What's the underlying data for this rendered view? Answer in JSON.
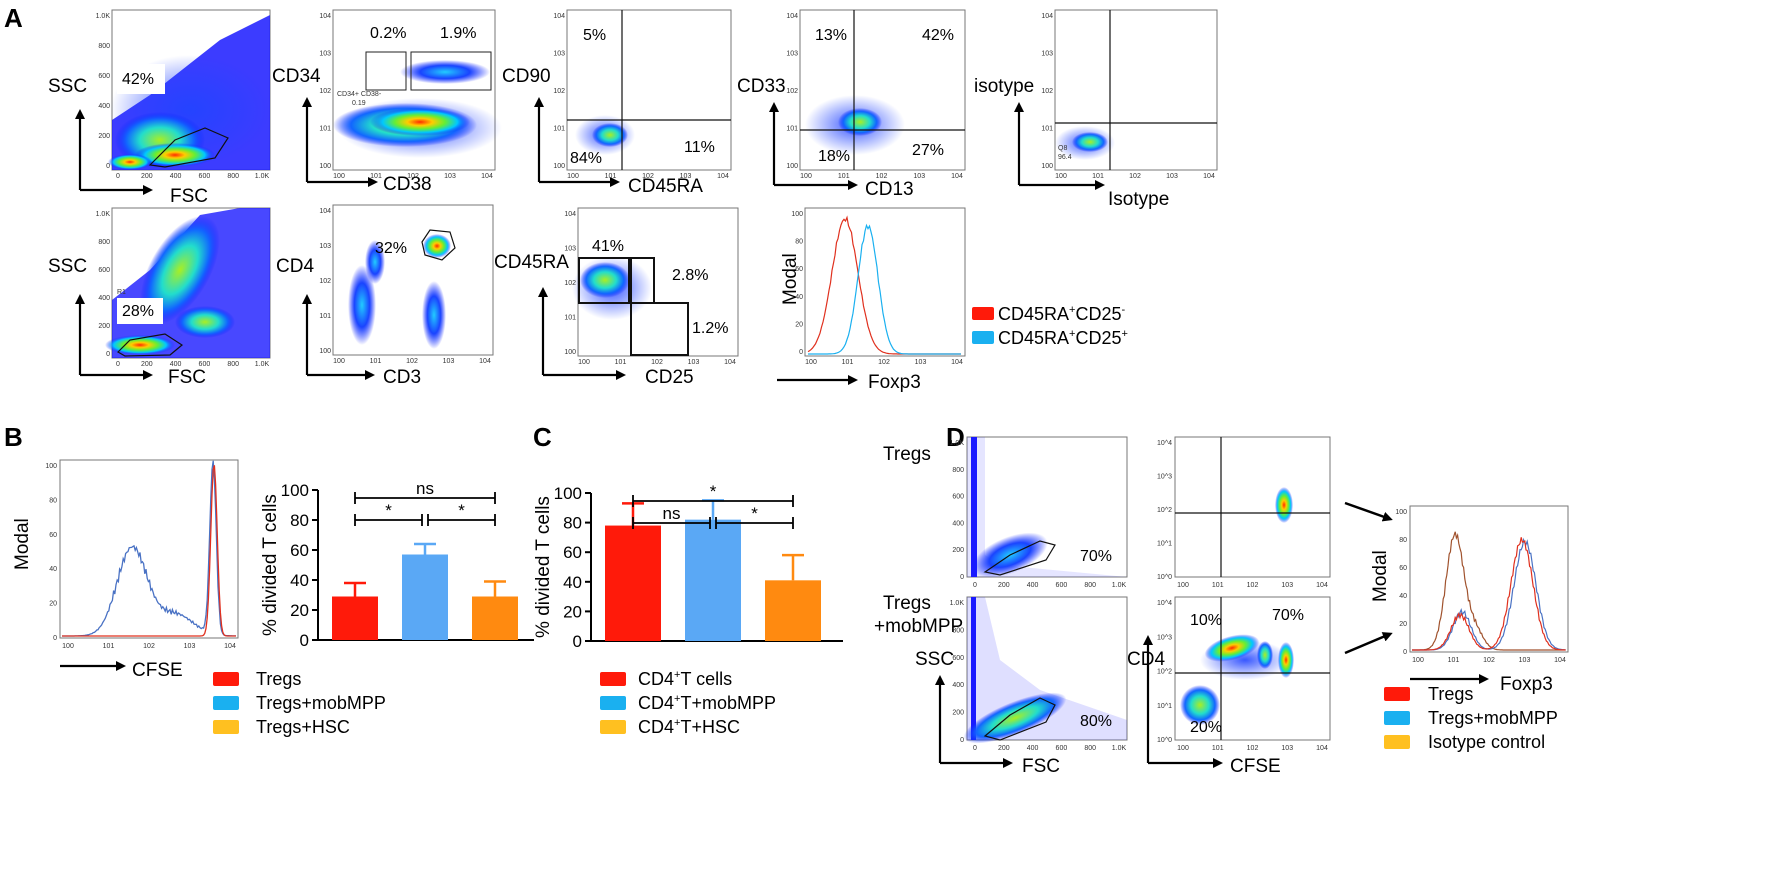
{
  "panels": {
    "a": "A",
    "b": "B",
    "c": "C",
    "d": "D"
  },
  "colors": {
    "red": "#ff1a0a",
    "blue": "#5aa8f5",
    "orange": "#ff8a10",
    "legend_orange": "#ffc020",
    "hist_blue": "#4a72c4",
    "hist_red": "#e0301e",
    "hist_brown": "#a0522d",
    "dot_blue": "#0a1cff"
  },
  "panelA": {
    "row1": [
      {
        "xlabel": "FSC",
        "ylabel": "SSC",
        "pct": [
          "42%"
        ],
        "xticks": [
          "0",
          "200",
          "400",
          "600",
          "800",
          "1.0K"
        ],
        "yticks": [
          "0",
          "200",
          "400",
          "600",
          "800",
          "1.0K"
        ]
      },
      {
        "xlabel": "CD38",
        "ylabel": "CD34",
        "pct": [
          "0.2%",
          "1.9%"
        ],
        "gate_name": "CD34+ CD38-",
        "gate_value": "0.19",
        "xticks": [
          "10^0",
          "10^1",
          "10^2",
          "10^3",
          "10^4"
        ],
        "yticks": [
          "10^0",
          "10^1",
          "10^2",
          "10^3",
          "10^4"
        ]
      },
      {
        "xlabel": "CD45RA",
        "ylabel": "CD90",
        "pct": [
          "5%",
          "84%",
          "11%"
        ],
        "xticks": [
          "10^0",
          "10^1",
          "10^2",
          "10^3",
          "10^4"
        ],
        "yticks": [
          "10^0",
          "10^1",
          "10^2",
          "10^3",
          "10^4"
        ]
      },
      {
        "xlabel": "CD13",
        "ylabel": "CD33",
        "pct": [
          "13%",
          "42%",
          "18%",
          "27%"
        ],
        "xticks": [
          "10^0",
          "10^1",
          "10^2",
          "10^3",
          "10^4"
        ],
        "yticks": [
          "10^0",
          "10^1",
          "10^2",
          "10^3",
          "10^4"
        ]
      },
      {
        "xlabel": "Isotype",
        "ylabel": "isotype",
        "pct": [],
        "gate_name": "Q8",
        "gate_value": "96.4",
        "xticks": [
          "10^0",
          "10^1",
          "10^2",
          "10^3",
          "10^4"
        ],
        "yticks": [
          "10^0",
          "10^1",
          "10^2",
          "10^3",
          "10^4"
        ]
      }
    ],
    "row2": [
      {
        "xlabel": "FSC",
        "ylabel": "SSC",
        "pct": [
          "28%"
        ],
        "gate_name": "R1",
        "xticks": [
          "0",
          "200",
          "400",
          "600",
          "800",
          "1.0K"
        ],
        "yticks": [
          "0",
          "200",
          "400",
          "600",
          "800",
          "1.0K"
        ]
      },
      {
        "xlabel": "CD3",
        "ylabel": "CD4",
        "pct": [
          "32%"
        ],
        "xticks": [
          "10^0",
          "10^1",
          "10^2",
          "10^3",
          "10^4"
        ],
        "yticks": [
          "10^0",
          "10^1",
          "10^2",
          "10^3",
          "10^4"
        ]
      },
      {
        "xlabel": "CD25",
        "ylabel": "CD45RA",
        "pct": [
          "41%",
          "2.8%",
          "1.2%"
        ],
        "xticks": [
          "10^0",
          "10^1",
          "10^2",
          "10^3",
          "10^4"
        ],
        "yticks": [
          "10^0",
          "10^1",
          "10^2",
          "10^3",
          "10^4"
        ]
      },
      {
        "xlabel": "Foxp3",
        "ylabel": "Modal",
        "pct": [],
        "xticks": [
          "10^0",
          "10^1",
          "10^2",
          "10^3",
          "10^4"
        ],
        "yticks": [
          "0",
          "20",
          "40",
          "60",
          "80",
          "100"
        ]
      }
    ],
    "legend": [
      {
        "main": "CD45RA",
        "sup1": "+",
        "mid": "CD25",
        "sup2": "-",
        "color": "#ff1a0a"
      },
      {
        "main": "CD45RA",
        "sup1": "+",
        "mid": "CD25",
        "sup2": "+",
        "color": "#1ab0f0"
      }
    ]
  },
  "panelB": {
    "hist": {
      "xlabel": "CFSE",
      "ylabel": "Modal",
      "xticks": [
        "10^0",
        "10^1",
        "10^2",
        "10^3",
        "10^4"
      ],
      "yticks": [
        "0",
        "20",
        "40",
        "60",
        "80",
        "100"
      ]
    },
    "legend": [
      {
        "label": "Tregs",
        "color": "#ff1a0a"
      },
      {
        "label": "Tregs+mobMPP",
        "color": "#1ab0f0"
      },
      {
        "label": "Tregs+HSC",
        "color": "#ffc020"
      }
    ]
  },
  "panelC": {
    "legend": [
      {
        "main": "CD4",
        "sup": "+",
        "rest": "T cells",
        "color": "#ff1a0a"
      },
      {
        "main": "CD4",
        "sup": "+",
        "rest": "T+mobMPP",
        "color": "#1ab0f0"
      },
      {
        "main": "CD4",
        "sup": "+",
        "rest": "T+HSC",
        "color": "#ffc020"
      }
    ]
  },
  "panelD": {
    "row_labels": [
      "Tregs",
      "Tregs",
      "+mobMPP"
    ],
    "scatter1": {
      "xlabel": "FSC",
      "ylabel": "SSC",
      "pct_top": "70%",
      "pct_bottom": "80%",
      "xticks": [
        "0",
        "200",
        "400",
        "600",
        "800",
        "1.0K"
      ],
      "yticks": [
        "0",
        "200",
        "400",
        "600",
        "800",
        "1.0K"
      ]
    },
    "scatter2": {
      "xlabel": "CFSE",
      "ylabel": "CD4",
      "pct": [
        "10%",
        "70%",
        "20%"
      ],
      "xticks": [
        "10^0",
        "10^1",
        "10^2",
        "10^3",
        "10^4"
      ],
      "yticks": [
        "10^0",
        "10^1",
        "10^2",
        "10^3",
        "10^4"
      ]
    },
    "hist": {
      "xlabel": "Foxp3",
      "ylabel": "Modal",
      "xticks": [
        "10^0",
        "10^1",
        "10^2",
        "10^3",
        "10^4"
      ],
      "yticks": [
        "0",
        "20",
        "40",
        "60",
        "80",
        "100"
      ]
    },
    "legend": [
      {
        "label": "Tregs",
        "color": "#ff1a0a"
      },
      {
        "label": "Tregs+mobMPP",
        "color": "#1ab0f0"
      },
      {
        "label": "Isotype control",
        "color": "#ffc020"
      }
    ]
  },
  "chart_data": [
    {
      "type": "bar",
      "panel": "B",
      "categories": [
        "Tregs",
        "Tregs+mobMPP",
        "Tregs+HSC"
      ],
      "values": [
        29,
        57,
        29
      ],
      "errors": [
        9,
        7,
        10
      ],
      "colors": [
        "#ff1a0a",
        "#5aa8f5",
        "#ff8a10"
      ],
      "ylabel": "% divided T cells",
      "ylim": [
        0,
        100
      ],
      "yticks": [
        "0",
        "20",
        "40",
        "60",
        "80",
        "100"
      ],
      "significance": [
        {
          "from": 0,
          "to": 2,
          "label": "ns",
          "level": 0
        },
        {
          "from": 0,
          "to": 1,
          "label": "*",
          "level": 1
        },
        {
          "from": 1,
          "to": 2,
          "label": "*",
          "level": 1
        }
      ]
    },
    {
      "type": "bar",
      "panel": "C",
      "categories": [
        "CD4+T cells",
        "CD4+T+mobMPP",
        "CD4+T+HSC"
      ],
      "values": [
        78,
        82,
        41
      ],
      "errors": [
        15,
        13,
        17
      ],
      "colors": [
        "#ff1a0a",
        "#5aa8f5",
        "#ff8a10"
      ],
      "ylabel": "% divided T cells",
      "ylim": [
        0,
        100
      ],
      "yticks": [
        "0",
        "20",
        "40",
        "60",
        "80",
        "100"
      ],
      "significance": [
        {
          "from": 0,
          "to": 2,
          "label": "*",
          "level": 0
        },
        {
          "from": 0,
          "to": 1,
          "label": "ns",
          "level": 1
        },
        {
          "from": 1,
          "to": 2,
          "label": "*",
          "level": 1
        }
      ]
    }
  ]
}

--

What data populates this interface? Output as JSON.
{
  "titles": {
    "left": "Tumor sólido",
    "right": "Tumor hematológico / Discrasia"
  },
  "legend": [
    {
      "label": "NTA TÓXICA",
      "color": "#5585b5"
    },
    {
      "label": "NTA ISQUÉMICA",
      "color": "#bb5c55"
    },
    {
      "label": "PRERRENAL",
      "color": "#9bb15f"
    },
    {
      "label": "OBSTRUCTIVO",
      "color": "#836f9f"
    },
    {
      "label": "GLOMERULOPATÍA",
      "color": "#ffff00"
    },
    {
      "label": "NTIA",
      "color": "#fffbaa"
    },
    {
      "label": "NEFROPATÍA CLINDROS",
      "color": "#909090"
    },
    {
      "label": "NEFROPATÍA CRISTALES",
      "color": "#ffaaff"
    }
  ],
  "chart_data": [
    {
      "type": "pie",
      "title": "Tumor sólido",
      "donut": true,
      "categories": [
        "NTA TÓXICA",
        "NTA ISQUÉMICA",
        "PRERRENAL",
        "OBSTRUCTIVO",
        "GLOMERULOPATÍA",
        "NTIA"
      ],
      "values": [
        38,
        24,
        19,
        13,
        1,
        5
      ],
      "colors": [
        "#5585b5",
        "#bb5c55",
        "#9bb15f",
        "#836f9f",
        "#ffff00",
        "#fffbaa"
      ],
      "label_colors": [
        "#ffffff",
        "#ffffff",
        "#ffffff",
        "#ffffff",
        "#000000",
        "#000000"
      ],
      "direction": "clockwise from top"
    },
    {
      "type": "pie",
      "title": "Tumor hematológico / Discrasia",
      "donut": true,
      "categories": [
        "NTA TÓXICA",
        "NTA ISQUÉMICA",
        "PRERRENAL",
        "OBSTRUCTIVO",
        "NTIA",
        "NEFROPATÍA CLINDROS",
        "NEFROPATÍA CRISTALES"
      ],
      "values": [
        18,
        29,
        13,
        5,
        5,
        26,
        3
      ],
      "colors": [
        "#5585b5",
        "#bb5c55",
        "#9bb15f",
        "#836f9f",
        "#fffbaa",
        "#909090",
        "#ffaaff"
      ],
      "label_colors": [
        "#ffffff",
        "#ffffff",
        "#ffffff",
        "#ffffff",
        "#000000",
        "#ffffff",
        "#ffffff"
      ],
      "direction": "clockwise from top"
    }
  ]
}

Problem: Return every line of the material in which the word "Tumor" is found.

Task output:
    "left": "Tumor sólido",
    "right": "Tumor hematológico / Discrasia"
      "title": "Tumor sólido",
      "title": "Tumor hematológico / Discrasia",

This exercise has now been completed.